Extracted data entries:

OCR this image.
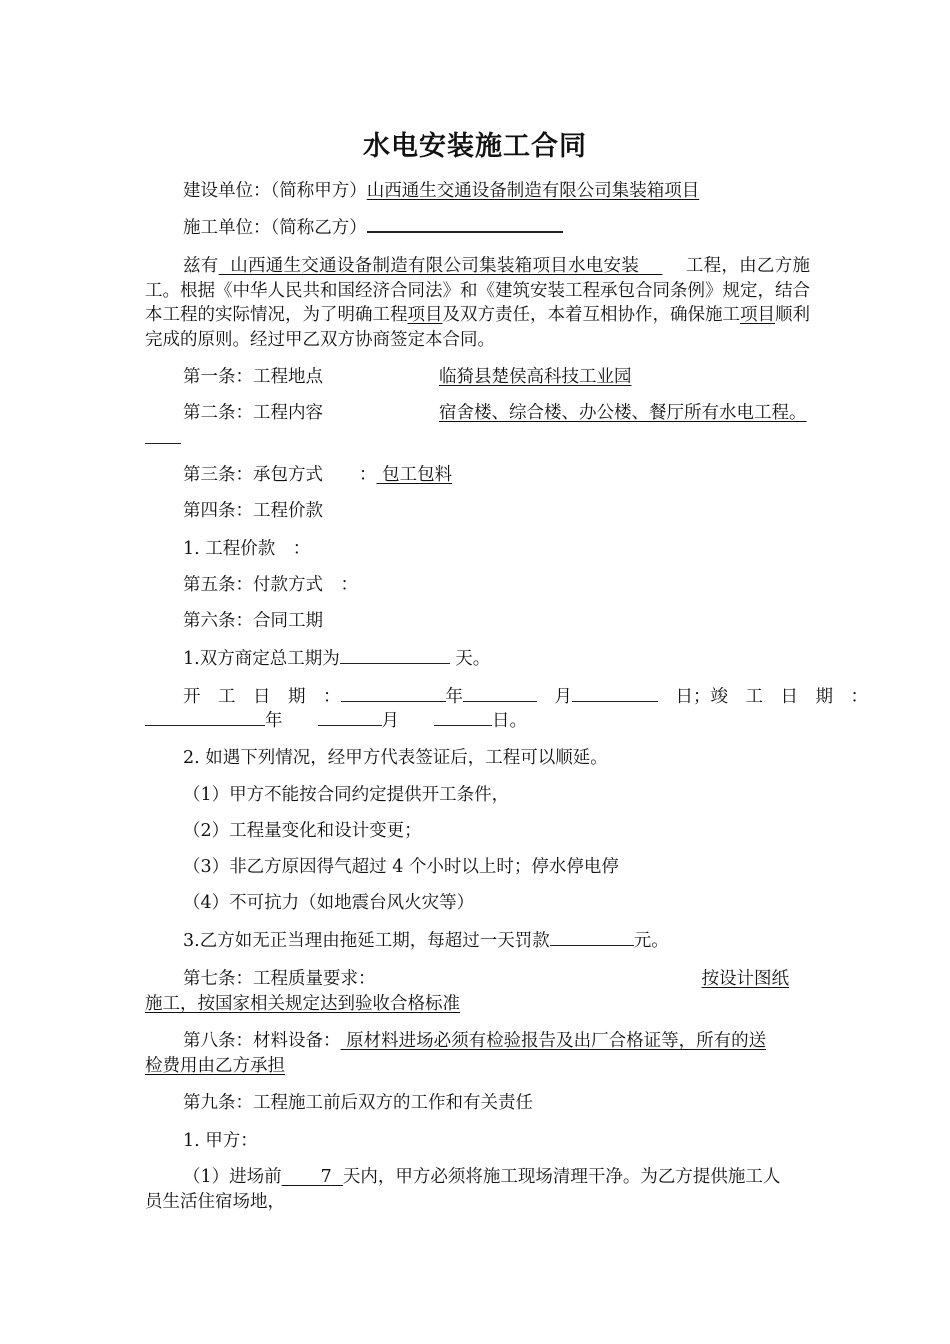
水电安装施工合同
建设单位：（简称甲方）山西通生交通设备制造有限公司集装箱项目
施工单位：（简称乙方）
兹有 山西通生交通设备制造有限公司集装箱项目水电安装	工程，由乙方施工。根据《中华人民共和国经济合同法》和《建筑安装工程承包合同条例》规定，结合本工程的实际情况，为了明确工程项目及双方责任，本着互相协作，确保施工项目顺利完成的原则。经过甲乙双方协商签定本合同。
第一条：工程地点	临猗县楚侯高科技工业园
第二条：工程内容	宿舍楼、综合楼、办公楼、餐厅所有水电工程。
第三条：承包方式 ： 包工包料
第四条：工程价款
1. 工程价款　：
第五条：付款方式　：
第六条：合同工期
1.双方商定总工期为	天。
开　工　日　期　：	年
　	月
　	日 ； 竣　工　日　期　：
年　　	月　　	日。
2. 如遇下列情况，经甲方代表签证后，工程可以顺延。
（1）甲方不能按合同约定提供开工条件，
（2）工程量变化和设计变更；
（3）非乙方原因得气超过 4 个小时以上时；停水停电停
（4）不可抗力（如地震台风火灾等）
3.乙方如无正当理由拖延工期，每超过一天罚款	元。
第七条：工程质量要求：	按设计图纸
施工，按国家相关规定达到验收合格标准
第八条：材料设备： 原材料进场必须有检验报告及出厂合格证等，所有的送
检费用由乙方承担
第九条：工程施工前后双方的工作和有关责任
1. 甲方：
（1）进场前 7 天内，甲方必须将施工现场清理干净。为乙方提供施工人
员生活住宿场地，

◆ TASK BRIEF: Reproduce each line exactly as it appears, omitting the pictures.

◆ FINISHED EXERCISE:
OCR this image.
水电安装施工合同
建设单位：（简称甲方）山西通生交通设备制造有限公司集装箱项目
施工单位：（简称乙方）
兹有 山西通生交通设备制造有限公司集装箱项目水电安装	工程，由乙方施工。根据《中华人民共和国经济合同法》和《建筑安装工程承包合同条例》规定，结合本工程的实际情况，为了明确工程项目及双方责任，本着互相协作，确保施工项目顺利完成的原则。经过甲乙双方协商签定本合同。
第一条：工程地点	临猗县楚侯高科技工业园
第二条：工程内容	宿舍楼、综合楼、办公楼、餐厅所有水电工程。
第三条：承包方式 ： 包工包料
第四条：工程价款
1. 工程价款　：
第五条：付款方式　：
第六条：合同工期
1.双方商定总工期为	天。
开　工　日　期　：	年
　	月
　	日 ； 竣　工　日　期　：
年　　	月　　	日。
2. 如遇下列情况，经甲方代表签证后，工程可以顺延。
（1）甲方不能按合同约定提供开工条件，
（2）工程量变化和设计变更；
（3）非乙方原因得气超过 4 个小时以上时；停水停电停
（4）不可抗力（如地震台风火灾等）
3.乙方如无正当理由拖延工期，每超过一天罚款	元。
第七条：工程质量要求：	按设计图纸
施工，按国家相关规定达到验收合格标准
第八条：材料设备： 原材料进场必须有检验报告及出厂合格证等，所有的送
检费用由乙方承担
第九条：工程施工前后双方的工作和有关责任
1. 甲方：
（1）进场前 7 天内，甲方必须将施工现场清理干净。为乙方提供施工人
员生活住宿场地，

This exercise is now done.